» EXERCISE PROMPT: Retype the records below exactly as they appear.

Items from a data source
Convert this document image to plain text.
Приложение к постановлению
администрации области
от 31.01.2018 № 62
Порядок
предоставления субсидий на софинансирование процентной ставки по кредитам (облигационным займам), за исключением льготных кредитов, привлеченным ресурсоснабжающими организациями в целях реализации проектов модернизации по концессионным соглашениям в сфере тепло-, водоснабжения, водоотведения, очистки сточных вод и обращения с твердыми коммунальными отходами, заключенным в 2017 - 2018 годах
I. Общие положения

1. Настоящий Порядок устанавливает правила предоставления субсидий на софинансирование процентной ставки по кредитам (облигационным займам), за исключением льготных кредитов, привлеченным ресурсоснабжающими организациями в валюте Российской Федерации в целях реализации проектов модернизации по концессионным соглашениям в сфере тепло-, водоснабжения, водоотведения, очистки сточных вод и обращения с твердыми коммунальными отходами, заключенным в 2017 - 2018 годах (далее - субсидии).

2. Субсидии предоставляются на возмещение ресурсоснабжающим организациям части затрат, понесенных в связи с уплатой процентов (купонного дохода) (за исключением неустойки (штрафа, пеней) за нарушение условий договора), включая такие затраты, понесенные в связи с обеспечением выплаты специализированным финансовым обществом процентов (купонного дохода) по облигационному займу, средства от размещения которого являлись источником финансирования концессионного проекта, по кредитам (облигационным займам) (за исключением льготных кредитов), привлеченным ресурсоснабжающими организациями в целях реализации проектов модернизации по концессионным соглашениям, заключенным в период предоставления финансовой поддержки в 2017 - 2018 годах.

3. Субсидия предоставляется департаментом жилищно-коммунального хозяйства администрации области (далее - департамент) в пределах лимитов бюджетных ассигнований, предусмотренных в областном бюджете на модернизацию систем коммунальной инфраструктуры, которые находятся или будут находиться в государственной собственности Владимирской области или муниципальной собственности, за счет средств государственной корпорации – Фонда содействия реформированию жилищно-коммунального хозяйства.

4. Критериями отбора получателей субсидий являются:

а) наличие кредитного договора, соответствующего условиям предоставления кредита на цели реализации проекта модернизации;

» SOLUTION:
Convert this document image to plain text.
Приложение к постановлению
администрации области
от 31.01.2018 № 62
Порядок
предоставления субсидий на софинансирование процентной ставки по кредитам (облигационным займам), за исключением льготных кредитов, привлеченным ресурсоснабжающими организациями в целях реализации проектов модернизации по концессионным соглашениям в сфере тепло-, водоснабжения, водоотведения, очистки сточных вод и обращения с твердыми коммунальными отходами, заключенным в 2017 - 2018 годах
I. Общие положения

1. Настоящий Порядок устанавливает правила предоставления субсидий на софинансирование процентной ставки по кредитам (облигационным займам), за исключением льготных кредитов, привлеченным ресурсоснабжающими организациями в валюте Российской Федерации в целях реализации проектов модернизации по концессионным соглашениям в сфере тепло-, водоснабжения, водоотведения, очистки сточных вод и обращения с твердыми коммунальными отходами, заключенным в 2017 - 2018 годах (далее - субсидии).

2. Субсидии предоставляются на возмещение ресурсоснабжающим организациям части затрат, понесенных в связи с уплатой процентов (купонного дохода) (за исключением неустойки (штрафа, пеней) за нарушение условий договора), включая такие затраты, понесенные в связи с обеспечением выплаты специализированным финансовым обществом процентов (купонного дохода) по облигационному займу, средства от размещения которого являлись источником финансирования концессионного проекта, по кредитам (облигационным займам) (за исключением льготных кредитов), привлеченным ресурсоснабжающими организациями в целях реализации проектов модернизации по концессионным соглашениям, заключенным в период предоставления финансовой поддержки в 2017 - 2018 годах.

3. Субсидия предоставляется департаментом жилищно-коммунального хозяйства администрации области (далее - департамент) в пределах лимитов бюджетных ассигнований, предусмотренных в областном бюджете на модернизацию систем коммунальной инфраструктуры, которые находятся или будут находиться в государственной собственности Владимирской области или муниципальной собственности, за счет средств государственной корпорации – Фонда содействия реформированию жилищно-коммунального хозяйства.

4. Критериями отбора получателей субсидий являются:

а) наличие кредитного договора, соответствующего условиям предоставления кредита на цели реализации проекта модернизации;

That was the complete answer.